YOUR TASK: Format the records from the first line through the line containing "station-logo-icon: [16, 278, 160, 366]", inclusive, as a Markdown table with two columns, No and Line. Give each line its own numbered row and leave out blank lines.

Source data
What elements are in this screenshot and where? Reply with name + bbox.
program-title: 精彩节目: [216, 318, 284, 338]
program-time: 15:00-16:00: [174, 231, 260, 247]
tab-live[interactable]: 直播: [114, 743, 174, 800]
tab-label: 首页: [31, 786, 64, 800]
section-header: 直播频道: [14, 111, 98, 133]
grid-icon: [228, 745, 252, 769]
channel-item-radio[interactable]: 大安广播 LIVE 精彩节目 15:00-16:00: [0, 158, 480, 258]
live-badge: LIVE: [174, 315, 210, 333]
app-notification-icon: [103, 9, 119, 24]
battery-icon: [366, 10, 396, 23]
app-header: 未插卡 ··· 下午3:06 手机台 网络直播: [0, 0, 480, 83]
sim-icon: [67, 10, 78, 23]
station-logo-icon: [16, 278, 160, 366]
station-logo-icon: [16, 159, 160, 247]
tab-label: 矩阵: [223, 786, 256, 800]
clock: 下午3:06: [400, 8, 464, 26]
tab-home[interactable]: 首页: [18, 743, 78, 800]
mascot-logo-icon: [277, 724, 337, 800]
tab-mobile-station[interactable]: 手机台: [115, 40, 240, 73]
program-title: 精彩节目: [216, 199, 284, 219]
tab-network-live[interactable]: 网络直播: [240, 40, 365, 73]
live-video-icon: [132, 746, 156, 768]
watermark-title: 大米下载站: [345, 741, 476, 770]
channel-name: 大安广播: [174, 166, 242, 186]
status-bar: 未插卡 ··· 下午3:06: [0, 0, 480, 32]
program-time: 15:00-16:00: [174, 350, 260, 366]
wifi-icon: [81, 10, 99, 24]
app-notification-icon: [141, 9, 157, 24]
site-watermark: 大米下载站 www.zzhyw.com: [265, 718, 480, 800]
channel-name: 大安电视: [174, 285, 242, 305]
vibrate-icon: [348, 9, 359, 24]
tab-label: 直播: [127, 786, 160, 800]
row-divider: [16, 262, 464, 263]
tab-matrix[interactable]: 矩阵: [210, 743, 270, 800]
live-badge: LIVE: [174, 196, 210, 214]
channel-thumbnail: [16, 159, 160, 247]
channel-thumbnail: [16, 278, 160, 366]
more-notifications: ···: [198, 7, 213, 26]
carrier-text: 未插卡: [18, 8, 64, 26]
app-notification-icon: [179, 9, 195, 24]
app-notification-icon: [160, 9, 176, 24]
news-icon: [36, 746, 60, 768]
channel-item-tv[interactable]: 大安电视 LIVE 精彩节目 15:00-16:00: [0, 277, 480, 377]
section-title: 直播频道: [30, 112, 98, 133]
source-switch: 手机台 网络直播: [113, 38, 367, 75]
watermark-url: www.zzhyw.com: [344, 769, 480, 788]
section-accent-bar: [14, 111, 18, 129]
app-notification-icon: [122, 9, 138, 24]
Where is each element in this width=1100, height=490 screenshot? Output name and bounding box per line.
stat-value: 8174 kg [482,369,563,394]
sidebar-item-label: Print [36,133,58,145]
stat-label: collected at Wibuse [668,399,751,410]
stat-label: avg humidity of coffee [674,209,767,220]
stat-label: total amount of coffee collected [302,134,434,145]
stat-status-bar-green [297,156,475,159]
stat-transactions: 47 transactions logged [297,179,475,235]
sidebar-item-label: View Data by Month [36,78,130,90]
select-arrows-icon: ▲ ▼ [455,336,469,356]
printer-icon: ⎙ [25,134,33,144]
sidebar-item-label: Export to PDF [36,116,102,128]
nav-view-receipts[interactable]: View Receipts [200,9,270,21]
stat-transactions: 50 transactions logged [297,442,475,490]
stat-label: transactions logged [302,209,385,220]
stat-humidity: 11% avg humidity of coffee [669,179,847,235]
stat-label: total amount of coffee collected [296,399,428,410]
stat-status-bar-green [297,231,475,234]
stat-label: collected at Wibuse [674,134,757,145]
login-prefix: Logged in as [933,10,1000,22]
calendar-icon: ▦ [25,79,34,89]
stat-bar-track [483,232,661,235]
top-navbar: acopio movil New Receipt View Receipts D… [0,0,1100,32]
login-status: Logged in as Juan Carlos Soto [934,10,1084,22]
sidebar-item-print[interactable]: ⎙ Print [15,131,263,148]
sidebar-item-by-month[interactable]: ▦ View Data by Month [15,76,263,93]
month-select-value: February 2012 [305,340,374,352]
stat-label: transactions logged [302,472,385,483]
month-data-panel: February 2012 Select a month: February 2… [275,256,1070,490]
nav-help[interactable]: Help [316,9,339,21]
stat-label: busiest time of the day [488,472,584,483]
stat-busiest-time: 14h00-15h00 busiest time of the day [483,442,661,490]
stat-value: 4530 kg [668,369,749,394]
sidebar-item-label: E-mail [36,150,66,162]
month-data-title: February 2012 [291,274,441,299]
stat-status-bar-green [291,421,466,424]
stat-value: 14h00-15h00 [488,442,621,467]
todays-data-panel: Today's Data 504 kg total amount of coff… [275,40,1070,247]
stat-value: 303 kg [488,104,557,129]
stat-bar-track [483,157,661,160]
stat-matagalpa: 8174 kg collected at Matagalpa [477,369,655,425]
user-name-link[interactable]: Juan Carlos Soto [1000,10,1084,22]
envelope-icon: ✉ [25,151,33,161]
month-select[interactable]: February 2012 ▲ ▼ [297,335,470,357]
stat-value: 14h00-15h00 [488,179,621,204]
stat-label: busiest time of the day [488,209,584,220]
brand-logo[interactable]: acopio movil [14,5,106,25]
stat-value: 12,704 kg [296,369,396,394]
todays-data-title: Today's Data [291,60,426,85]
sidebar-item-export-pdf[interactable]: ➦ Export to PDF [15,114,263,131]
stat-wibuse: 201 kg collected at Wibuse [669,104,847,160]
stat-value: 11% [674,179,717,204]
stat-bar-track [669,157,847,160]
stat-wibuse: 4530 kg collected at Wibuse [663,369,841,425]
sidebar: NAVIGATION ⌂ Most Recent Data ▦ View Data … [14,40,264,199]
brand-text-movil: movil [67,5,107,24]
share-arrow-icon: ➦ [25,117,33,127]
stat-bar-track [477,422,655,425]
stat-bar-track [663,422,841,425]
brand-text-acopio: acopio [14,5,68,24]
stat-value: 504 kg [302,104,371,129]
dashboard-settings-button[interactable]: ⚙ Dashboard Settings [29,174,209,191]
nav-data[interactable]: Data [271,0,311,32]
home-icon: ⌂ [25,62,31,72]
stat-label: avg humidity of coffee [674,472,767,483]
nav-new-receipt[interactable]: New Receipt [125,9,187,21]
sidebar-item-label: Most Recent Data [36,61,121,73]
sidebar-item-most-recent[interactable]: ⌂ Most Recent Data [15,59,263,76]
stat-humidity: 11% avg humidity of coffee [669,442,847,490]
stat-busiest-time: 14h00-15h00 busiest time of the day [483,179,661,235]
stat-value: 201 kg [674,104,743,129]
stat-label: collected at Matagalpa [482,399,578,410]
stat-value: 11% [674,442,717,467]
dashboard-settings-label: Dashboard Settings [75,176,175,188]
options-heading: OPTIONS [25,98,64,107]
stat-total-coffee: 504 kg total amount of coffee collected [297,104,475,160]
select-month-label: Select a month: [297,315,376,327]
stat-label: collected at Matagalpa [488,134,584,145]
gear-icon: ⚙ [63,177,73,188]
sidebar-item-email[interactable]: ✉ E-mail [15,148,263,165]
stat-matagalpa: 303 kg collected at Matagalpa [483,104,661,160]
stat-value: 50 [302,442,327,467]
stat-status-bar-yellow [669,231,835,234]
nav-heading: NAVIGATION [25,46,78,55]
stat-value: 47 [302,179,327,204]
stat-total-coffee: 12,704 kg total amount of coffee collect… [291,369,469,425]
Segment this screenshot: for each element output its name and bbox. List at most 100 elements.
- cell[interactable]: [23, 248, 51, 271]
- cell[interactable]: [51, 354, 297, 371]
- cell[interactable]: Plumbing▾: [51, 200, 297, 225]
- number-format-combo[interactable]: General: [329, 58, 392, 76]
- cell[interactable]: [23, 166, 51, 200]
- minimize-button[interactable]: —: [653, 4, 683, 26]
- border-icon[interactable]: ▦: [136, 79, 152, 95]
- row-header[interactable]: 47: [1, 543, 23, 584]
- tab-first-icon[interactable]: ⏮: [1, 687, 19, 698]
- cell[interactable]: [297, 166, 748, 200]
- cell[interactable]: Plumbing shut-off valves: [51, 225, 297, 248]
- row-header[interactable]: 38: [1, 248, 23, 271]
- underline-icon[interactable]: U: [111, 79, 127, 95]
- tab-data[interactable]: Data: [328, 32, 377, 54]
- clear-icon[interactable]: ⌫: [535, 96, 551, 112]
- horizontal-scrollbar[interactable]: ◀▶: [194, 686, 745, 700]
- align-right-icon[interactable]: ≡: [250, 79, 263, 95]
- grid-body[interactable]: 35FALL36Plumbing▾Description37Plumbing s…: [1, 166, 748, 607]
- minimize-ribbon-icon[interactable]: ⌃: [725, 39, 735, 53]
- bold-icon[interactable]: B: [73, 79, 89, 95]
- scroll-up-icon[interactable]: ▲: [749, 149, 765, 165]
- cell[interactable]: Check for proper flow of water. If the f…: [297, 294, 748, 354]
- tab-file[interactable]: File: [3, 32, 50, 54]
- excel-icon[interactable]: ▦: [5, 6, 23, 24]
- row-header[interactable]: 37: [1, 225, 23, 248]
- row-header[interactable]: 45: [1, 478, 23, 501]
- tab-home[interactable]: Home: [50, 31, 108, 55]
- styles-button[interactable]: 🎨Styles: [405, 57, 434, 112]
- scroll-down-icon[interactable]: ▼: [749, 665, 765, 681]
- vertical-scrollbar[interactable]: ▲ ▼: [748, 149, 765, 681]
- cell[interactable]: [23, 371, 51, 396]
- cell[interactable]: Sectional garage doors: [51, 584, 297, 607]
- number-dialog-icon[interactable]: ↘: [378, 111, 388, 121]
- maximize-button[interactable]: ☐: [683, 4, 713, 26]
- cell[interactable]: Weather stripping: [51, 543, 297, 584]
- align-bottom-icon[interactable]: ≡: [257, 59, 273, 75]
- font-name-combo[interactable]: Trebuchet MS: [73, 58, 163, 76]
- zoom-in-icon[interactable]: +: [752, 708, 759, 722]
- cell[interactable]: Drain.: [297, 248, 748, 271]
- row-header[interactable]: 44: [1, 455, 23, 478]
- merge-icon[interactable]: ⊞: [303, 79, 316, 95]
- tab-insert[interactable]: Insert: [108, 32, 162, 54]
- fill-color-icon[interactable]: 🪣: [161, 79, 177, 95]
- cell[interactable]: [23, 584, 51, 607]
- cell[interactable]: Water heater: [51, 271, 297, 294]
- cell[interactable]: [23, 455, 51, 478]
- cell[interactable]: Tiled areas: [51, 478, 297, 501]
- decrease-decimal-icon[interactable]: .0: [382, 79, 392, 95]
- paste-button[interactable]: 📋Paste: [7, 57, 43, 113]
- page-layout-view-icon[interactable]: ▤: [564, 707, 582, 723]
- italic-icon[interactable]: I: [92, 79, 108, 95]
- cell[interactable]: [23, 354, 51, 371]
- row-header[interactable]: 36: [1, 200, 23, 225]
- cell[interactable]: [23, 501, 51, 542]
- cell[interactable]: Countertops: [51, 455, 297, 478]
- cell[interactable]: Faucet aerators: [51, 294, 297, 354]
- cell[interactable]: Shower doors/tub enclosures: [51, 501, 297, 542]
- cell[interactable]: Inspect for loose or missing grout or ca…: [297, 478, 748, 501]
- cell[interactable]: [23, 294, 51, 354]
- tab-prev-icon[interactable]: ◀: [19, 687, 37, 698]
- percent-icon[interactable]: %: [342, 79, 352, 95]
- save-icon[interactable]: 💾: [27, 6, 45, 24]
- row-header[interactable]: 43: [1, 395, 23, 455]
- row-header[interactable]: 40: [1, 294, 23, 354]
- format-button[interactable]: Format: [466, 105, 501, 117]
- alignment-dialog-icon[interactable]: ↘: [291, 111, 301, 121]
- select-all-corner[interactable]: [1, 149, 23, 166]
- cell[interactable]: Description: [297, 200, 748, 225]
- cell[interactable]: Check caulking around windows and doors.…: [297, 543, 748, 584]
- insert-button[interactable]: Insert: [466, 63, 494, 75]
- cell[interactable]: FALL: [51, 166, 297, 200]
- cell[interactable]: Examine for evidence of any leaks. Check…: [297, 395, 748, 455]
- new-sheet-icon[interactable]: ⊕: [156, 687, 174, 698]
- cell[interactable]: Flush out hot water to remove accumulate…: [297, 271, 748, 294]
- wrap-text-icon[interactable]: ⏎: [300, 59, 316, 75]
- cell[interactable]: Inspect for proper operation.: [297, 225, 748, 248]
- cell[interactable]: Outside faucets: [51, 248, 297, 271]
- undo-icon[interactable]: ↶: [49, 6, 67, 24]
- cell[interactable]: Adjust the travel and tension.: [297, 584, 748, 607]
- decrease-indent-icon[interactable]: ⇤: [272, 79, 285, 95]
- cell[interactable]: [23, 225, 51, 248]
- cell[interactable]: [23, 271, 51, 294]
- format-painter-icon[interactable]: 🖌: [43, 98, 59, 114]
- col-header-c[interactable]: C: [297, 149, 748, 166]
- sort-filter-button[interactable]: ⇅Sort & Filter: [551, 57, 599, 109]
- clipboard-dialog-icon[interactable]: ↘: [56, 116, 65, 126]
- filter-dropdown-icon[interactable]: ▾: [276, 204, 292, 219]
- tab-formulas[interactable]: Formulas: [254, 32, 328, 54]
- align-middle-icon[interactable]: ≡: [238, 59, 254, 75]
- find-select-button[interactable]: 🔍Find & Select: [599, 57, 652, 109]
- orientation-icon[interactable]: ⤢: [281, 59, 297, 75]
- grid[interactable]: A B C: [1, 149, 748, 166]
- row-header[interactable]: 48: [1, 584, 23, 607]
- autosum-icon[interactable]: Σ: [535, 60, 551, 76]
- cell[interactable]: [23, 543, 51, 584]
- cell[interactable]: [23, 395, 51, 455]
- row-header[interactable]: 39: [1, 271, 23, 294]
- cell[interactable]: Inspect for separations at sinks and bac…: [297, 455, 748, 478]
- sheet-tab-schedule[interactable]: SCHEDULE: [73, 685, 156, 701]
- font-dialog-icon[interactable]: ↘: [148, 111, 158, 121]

THE COMPLETED TASK:
| No | Line |
|---|---|
| 1 | What elements are in this screenshot and where? Reply with name + bbox. |
| 2 | program-title: 精彩节目: [216, 318, 284, 338] |
| 3 | program-time: 15:00-16:00: [174, 231, 260, 247] |
| 4 | tab-live[interactable]: 直播: [114, 743, 174, 800] |
| 5 | tab-label: 首页: [31, 786, 64, 800] |
| 6 | section-header: 直播频道: [14, 111, 98, 133] |
| 7 | grid-icon: [228, 745, 252, 769] |
| 8 | channel-item-radio[interactable]: 大安广播 LIVE 精彩节目 15:00-16:00: [0, 158, 480, 258] |
| 9 | live-badge: LIVE: [174, 315, 210, 333] |
| 10 | app-notification-icon: [103, 9, 119, 24] |
| 11 | battery-icon: [366, 10, 396, 23] |
| 12 | app-header: 未插卡 ··· 下午3:06 手机台 网络直播: [0, 0, 480, 83] |
| 13 | sim-icon: [67, 10, 78, 23] |
| 14 | station-logo-icon: [16, 278, 160, 366] |